=== Série d'exercices ===
(A) Modifiez le passage de l'article sur Henri Bremond qui commence par « Reconnaissons-le: pour exceller » et s'arrête après « et savoir observer. ». Substituez-y « le biographe croyant » à « l’historien croyant », puis donnez le passage modifié.
(B) Poursuivez l'article sur Henri Bremond à partir de sa dernière phrase.

=== Texte présenté ===

Mauriac en ligne

Search

Recherche avancée

Henri Bremond

Référence : MEL_0468
Date : 26/08/1933

Éditeur : L'Echo de Paris
Source : 49e année, n° 19671, p. 1
Relation : Notice bibliographique BnF

Version texte Version texte/pdf Version pdf

Henri Bremond

A l’auteur de l’Humanisme dévot et de l’Invasion mystique, la gloire appartient d’avoir rétabli les perspectives exactes du catholicisme français, que Sainte-Beuve avait faussées en assignant à Port-Royal une place indue. L’abbé Henri Bremond a su nous rendre familières de saintes âmes qui, si elles sont l’honneur de l’Eglise gallicane, ont aussi enrichi grandement notre histoire littéraire. Psychologue des états mystiques, observateur de ce drame à deux personnages qui tient dans le mot de Newman: “Myself and my Creator”, l’abbé Bremond n’empêchera sans doute pas les vulgarisateurs du freudisme, ni les psychiatres de tout poil, de soutenir encore que le point de vue sexuel est le meilleur pour aborder sainte Thérèse et saint Jean-de ma Croix; mais, grâce à lui, ils ne convaincront plus désormais que les ignorants ou que les imbéciles.
Reconnaissons-le: pour exceller dans la biographie des mystiques, comme l’a fait le grand historien disparu, il fallait réunir deux conditions qui semblent d’abord s’exclure et que seul, à ma connaissance, l’abbé Bremond a su concilier: partager leur foi, posséder une expérience personne des états d’oraison, afin de pouvoir atteindre ces saintes âmes du dedans (car les psychiatres matérialistes ne se doutent pas de l’incommensurable distance qui les sépare de l’objet même de leur étude). Mais en même temps, il importe que l’historien croyant sauvegarde en lui l’esprit critique: lorsque l’émotion religieuse l’inclinerait à tomber à genoux, il lui faut conserver sa tête froide et savoir observer.

=== Extrait de données ===
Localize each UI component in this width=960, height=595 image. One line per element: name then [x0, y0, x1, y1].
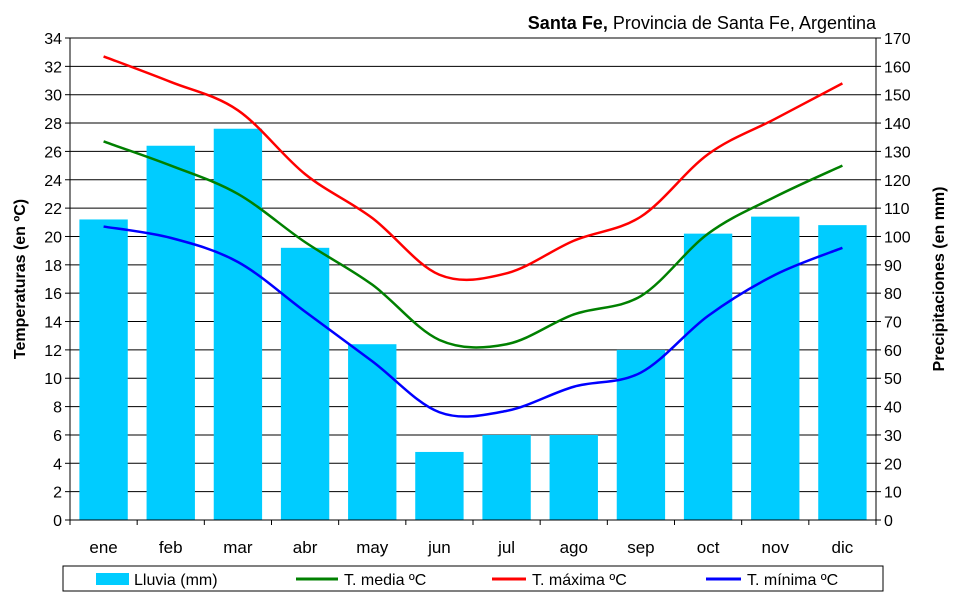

=== Réponses fournies ===
(A)
Reconnaissons-le: pour exceller dans la biographie des mystiques, comme l’a fait le grand historien disparu, il fallait réunir deux conditions qui semblent d’abord s’exclure et que seul, à ma connaissance, l’abbé Bremond a su concilier: partager leur foi, posséder une expérience personne des états d’oraison, afin de pouvoir atteindre ces saintes âmes du dedans (car les psychiatres matérialistes ne se doutent pas de l’incommensurable distance qui les sépare de l’objet même de leur étude). Mais en même temps, il importe que le biographe croyant sauvegarde en lui l’esprit critique: lorsque l’émotion religieuse l’inclinerait à tomber à genoux, il lui faut conserver sa tête froide et savoir observer.

(B)
C’est l’art, très précisément, que réside l’art admirable de l’abbé Bremond: il se tient à la fois au dedans et au dehors –dans l’âme et hors de l’âme qu’il analyse. Il assiste aux noces spirituelles de ses héros, non certes en ignorant, comme les vulgarisateurs à prétentions scientifiques: il suit tous les méandres de cet amour, il l’épouse étroitement et en subit le flux et le reflux. Ce n’est pas assez de dire qu’il le connaît… sans pourtant nous donner, à aucun moment, l’impression qu’il l’ait ressenti pour son propre compte.
Qu’on m’entende bien: il ne s’agit point ici d’interroger indiscrètement la vie religieuse personnelle du grand historien. Ce que nous voulons dire, c’est que cette vie religieuse personnelle ne semble coïncider jamais avec celle du mystique qu’il étudie –et que pourtant il étudie de l’intérieur. Tout se passe comme si la pénétration intellectuelle, à un certain degré, équivalait à l’expérience sensible.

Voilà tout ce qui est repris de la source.